• _TASK REQUIREMENTS_:
From the listing that follows, output everything exactly except the pictures.

• _DATA ROWS_:
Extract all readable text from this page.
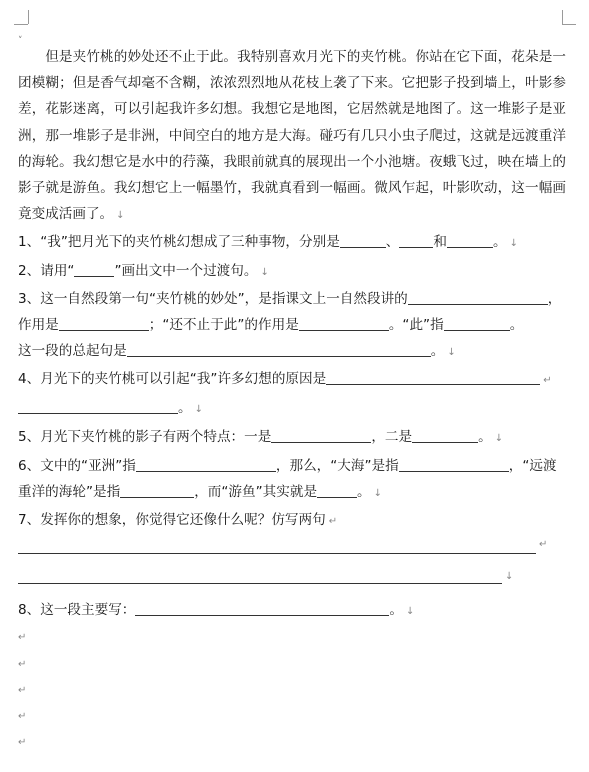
˅

但是夹竹桃的妙处还不止于此。我特别喜欢月光下的夹竹桃。你站在它下面，花朵是一团模糊；但是香气却毫不含糊，浓浓烈烈地从花枝上袭了下来。它把影子投到墙上，叶影参差，花影迷离，可以引起我许多幻想。我想它是地图，它居然就是地图了。这一堆影子是亚洲，那一堆影子是非洲，中间空白的地方是大海。碰巧有几只小虫子爬过，这就是远渡重洋的海轮。我幻想它是水中的荇藻，我眼前就真的展现出一个小池塘。夜蛾飞过，映在墙上的影子就是游鱼。我幻想它上一幅墨竹，我就真看到一幅画。微风乍起，叶影吹动，这一幅画竟变成活画了。 ↓

1、“我”把月光下的夹竹桃幻想成了三种事物，分别是	、	和	。 ↓

2、请用“	”画出文中一个过渡句。 ↓

3、这一自然段第一句“夹竹桃的妙处”，是指课文上一自然段讲的	，

作用是	；“还不止于此”的作用是	。“此”指	。

这一段的总起句是	。 ↓

4、月光下的夹竹桃可以引起“我”许多幻想的原因是	↵

。 ↓

5、月光下夹竹桃的影子有两个特点：一是	，二是	。 ↓

6、文中的“亚洲”指	，那么，“大海”是指	，“远渡

重洋的海轮”是指	，而“游鱼”其实就是	。 ↓

7、发挥你的想象，你觉得它还像什么呢？仿写两句 ↵

↵
↓

8、这一段主要写：	。 ↓

↵
↵
↵
↵
↵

• _RESPONSE FOR THIS EXERCISE_:
Extract all readable text from this page.
˅

但是夹竹桃的妙处还不止于此。我特别喜欢月光下的夹竹桃。你站在它下面，花朵是一团模糊；但是香气却毫不含糊，浓浓烈烈地从花枝上袭了下来。它把影子投到墙上，叶影参差，花影迷离，可以引起我许多幻想。我想它是地图，它居然就是地图了。这一堆影子是亚洲，那一堆影子是非洲，中间空白的地方是大海。碰巧有几只小虫子爬过，这就是远渡重洋的海轮。我幻想它是水中的荇藻，我眼前就真的展现出一个小池塘。夜蛾飞过，映在墙上的影子就是游鱼。我幻想它上一幅墨竹，我就真看到一幅画。微风乍起，叶影吹动，这一幅画竟变成活画了。 ↓

1、“我”把月光下的夹竹桃幻想成了三种事物，分别是	、	和	。 ↓

2、请用“	”画出文中一个过渡句。 ↓

3、这一自然段第一句“夹竹桃的妙处”，是指课文上一自然段讲的	，

作用是	；“还不止于此”的作用是	。“此”指	。

这一段的总起句是	。 ↓

4、月光下的夹竹桃可以引起“我”许多幻想的原因是	↵

。 ↓

5、月光下夹竹桃的影子有两个特点：一是	，二是	。 ↓

6、文中的“亚洲”指	，那么，“大海”是指	，“远渡

重洋的海轮”是指	，而“游鱼”其实就是	。 ↓

7、发挥你的想象，你觉得它还像什么呢？仿写两句 ↵

↵
↓

8、这一段主要写：	。 ↓

↵
↵
↵
↵
↵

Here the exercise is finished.